[start EXCERPTED DATA]

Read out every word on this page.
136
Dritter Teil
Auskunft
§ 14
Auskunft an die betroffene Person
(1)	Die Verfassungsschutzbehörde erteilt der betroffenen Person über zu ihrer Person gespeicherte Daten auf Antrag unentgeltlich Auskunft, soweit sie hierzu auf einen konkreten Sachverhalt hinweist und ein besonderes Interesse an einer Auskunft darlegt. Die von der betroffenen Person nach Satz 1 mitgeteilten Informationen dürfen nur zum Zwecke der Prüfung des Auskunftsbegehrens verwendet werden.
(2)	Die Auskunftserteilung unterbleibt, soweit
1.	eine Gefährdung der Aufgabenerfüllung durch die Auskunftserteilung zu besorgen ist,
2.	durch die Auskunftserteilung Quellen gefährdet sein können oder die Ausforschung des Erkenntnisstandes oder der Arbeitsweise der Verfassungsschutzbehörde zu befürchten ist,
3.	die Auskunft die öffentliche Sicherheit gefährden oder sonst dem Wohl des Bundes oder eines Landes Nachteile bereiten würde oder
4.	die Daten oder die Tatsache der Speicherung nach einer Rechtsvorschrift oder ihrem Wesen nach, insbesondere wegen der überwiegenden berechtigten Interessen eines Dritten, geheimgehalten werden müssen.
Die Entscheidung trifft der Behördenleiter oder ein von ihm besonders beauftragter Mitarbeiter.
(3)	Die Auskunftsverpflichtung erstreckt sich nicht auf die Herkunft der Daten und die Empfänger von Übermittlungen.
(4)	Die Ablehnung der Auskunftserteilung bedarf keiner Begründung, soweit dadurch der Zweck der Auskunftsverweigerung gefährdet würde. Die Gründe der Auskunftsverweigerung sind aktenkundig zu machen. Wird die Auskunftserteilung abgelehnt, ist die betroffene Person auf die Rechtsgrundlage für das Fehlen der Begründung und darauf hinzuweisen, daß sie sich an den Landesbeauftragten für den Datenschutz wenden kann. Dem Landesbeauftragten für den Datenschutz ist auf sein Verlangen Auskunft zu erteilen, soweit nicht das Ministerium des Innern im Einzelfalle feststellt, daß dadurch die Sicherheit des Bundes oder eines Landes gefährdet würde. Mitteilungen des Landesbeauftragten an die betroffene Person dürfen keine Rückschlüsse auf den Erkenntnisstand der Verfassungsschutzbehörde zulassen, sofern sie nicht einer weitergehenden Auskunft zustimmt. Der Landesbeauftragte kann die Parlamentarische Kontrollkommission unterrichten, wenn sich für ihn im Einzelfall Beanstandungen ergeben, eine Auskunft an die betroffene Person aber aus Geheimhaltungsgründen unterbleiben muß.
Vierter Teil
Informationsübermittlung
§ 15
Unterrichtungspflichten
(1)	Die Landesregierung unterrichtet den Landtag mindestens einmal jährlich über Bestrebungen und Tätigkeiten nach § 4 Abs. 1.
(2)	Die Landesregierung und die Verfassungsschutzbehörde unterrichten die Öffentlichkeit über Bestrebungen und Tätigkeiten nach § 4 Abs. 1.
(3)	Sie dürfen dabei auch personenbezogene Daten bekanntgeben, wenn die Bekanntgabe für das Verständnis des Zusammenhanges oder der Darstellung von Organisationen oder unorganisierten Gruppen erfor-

[end EXCERPTED DATA]

*WHAT TO PRODUCE*: From the entries above, select each line containing the string "Tätigkeiten".

*SOLUTION*:
(1)	Die Landesregierung unterrichtet den Landtag mindestens einmal jährlich über Bestrebungen und Tätigkeiten nach § 4 Abs. 1.
(2)	Die Landesregierung und die Verfassungsschutzbehörde unterrichten die Öffentlichkeit über Bestrebungen und Tätigkeiten nach § 4 Abs. 1.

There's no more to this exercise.